_SET EXERCISE_: Write the number of lines holding the word "настоящий", and nothing else.
╭─ GIVEN INFORMATION
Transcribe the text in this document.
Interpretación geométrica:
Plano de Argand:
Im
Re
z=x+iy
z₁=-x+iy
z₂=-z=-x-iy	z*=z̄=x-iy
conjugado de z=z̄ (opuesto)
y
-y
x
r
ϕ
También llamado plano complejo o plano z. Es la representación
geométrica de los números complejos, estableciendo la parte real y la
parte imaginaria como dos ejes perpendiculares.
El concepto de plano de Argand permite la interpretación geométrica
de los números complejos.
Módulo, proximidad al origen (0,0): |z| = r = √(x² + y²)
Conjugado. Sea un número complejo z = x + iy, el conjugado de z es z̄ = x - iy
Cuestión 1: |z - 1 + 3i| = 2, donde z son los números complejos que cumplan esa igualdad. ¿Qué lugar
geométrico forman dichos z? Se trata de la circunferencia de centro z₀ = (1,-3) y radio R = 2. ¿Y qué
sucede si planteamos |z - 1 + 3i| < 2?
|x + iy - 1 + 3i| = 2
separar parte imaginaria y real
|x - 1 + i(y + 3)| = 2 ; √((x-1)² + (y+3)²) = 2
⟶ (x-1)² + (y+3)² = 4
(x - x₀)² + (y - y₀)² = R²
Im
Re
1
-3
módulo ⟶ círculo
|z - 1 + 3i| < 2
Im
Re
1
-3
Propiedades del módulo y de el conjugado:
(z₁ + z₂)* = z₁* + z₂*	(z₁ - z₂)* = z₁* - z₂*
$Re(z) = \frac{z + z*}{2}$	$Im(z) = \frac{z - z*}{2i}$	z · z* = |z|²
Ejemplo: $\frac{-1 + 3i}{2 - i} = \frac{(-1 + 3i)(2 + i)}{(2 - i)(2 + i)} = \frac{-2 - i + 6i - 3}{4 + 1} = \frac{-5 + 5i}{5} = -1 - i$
╰─
╭─ GIVEN INFORMATION
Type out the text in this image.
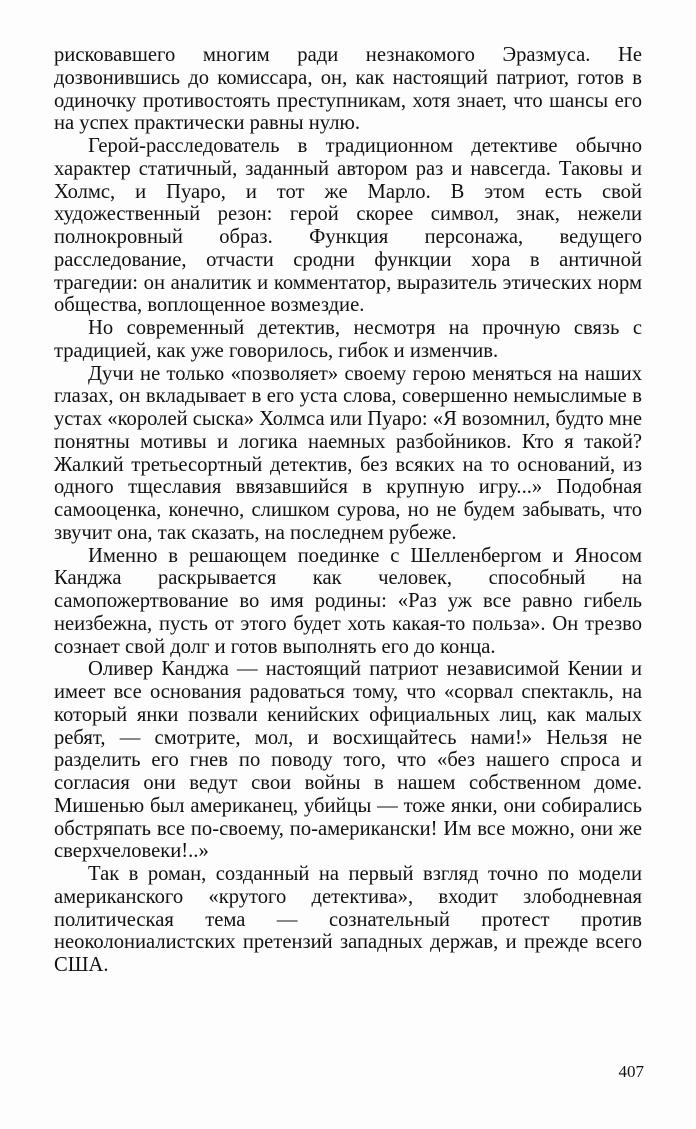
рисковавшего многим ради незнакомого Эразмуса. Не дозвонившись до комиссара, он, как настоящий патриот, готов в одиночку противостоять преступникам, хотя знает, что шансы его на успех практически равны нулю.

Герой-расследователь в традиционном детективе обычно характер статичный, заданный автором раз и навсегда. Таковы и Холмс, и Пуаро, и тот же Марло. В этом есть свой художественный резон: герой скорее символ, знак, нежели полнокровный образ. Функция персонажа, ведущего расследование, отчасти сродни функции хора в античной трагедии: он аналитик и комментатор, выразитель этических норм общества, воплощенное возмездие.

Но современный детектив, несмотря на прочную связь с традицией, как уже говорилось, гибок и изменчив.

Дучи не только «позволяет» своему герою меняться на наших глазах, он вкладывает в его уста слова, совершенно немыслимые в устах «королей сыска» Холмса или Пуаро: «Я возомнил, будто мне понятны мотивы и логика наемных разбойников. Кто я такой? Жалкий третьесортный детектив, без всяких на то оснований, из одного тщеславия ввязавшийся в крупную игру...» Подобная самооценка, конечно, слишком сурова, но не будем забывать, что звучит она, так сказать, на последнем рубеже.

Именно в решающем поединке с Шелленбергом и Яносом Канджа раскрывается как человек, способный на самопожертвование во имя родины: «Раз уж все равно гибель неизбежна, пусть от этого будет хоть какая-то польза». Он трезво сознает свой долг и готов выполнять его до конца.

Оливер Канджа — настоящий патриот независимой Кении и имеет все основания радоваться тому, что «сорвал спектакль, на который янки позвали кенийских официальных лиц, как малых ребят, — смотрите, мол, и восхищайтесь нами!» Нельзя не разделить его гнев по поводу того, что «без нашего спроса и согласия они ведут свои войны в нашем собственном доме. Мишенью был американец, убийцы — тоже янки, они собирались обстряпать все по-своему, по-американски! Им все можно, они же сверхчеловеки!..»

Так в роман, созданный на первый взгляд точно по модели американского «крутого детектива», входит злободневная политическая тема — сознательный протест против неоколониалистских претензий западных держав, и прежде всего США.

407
╰─
╭─ GIVEN INFORMATION
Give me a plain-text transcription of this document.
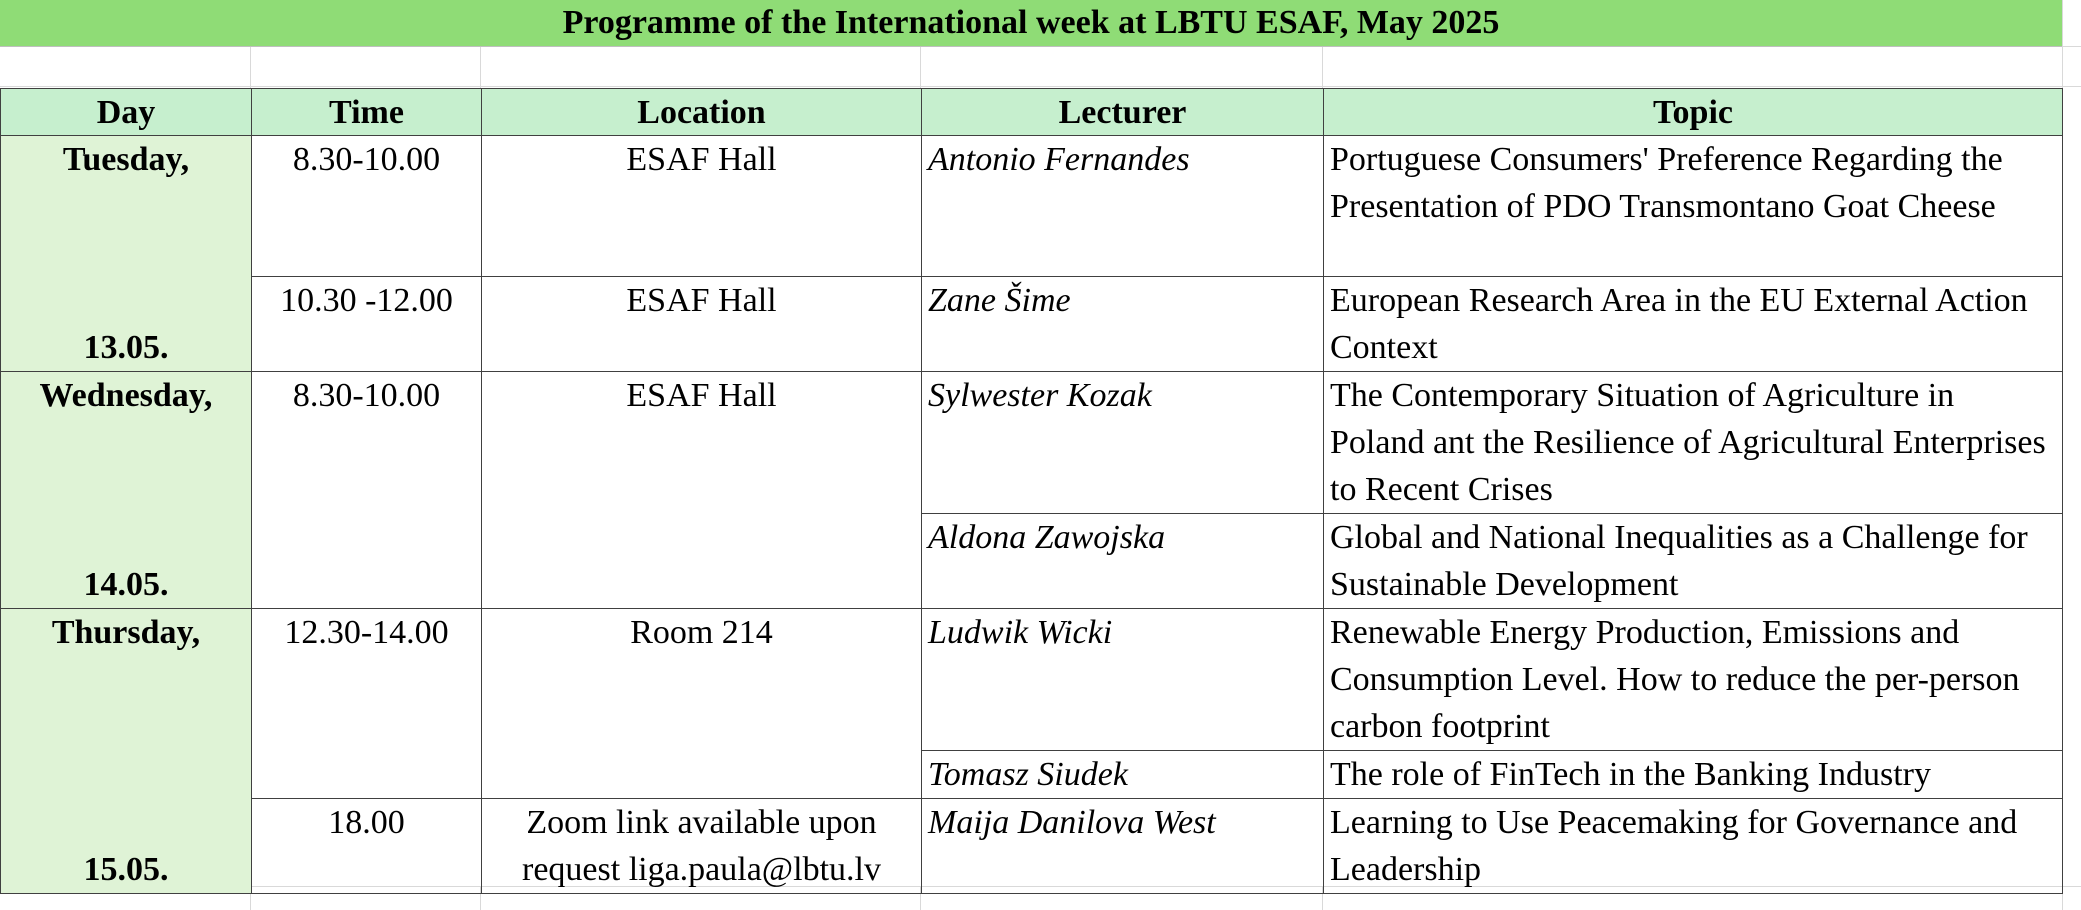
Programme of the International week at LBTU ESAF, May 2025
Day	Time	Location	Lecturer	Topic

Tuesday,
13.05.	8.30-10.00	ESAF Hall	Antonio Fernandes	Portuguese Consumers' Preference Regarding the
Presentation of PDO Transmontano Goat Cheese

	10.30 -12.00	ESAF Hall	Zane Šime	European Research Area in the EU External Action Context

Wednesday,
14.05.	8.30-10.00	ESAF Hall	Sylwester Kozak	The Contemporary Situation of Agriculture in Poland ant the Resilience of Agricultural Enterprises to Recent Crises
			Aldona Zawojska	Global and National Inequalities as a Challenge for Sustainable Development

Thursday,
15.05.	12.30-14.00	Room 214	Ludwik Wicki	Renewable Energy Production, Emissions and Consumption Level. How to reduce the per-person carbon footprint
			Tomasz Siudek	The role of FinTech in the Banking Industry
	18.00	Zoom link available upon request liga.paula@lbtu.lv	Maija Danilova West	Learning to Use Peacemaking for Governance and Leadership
╰─
_SOLUTION TO THE PROBLEM_: 2